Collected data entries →
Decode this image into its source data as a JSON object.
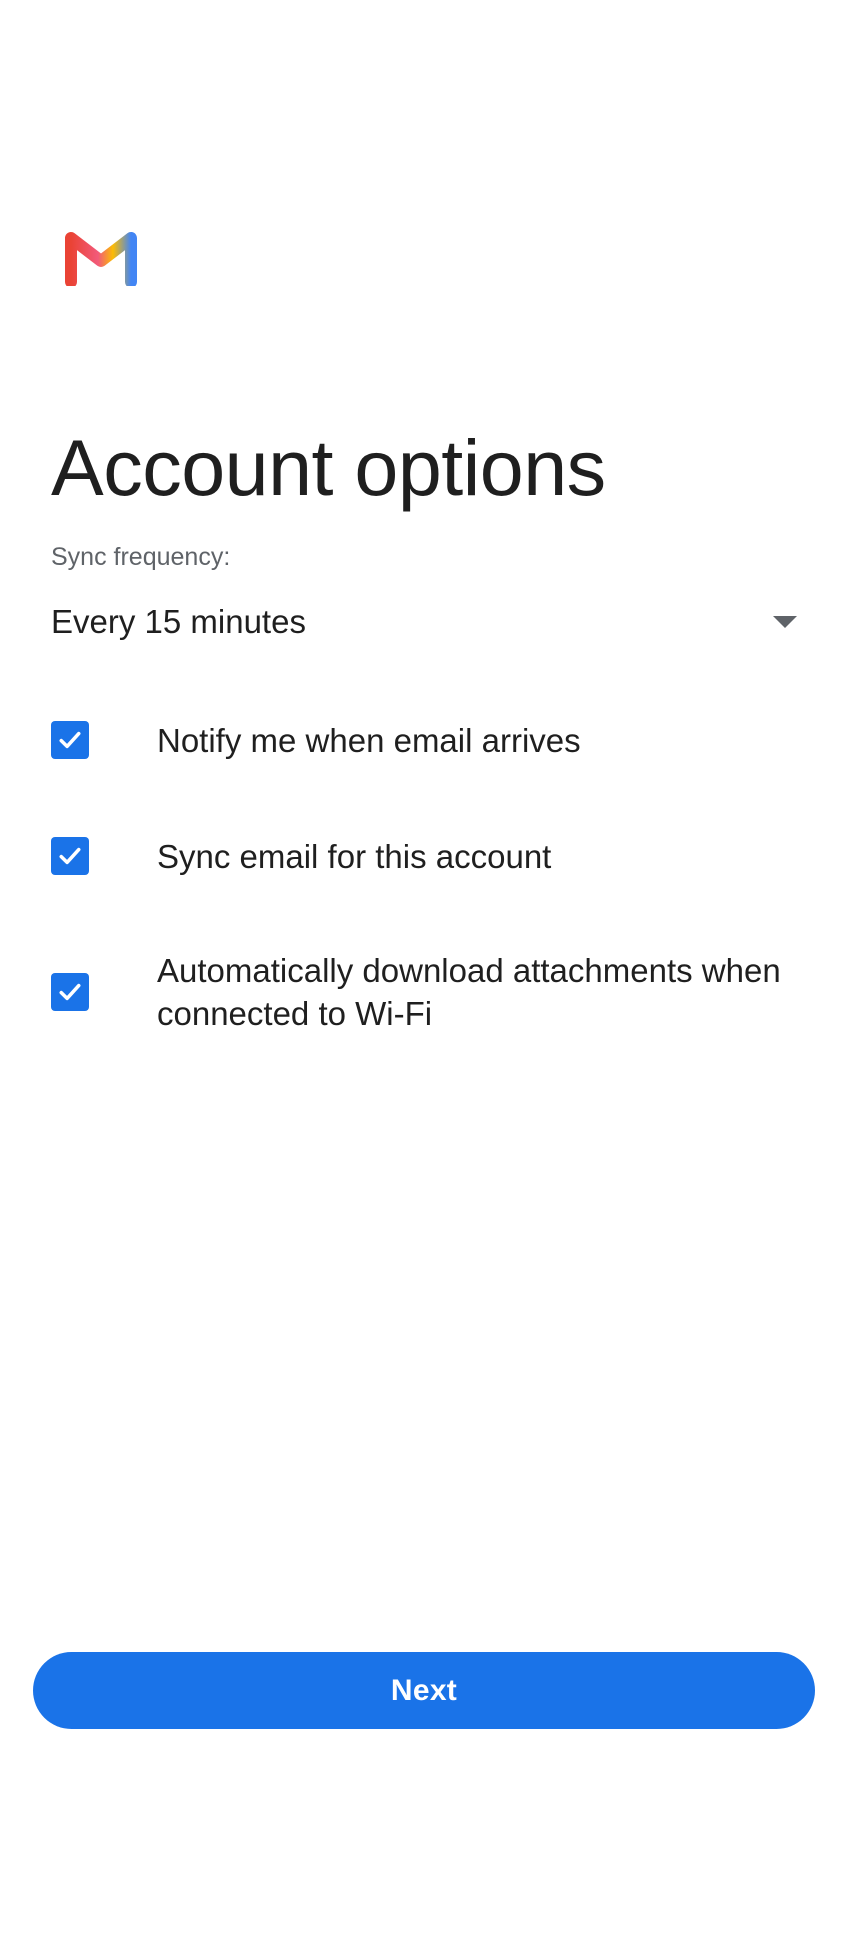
{
  "header": {
    "logo_icon": "gmail-logo-icon",
    "title": "Account options"
  },
  "sync": {
    "label": "Sync frequency:",
    "selected_value": "Every 15 minutes",
    "icon": "dropdown-arrow-icon"
  },
  "options": [
    {
      "label": "Notify me when email arrives",
      "checked": true
    },
    {
      "label": "Sync email for this account",
      "checked": true
    },
    {
      "label": "Automatically download attachments when connected to Wi-Fi",
      "checked": true
    }
  ],
  "footer": {
    "next_label": "Next"
  },
  "colors": {
    "accent": "#1a73e8",
    "text_primary": "#1f1f1f",
    "text_secondary": "#5f6368",
    "background": "#ffffff"
  }
}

Description of the task → Copy all lines of the listing above that contain the string "email".

Reply to the task →
      "label": "Notify me when email arrives",
      "label": "Sync email for this account",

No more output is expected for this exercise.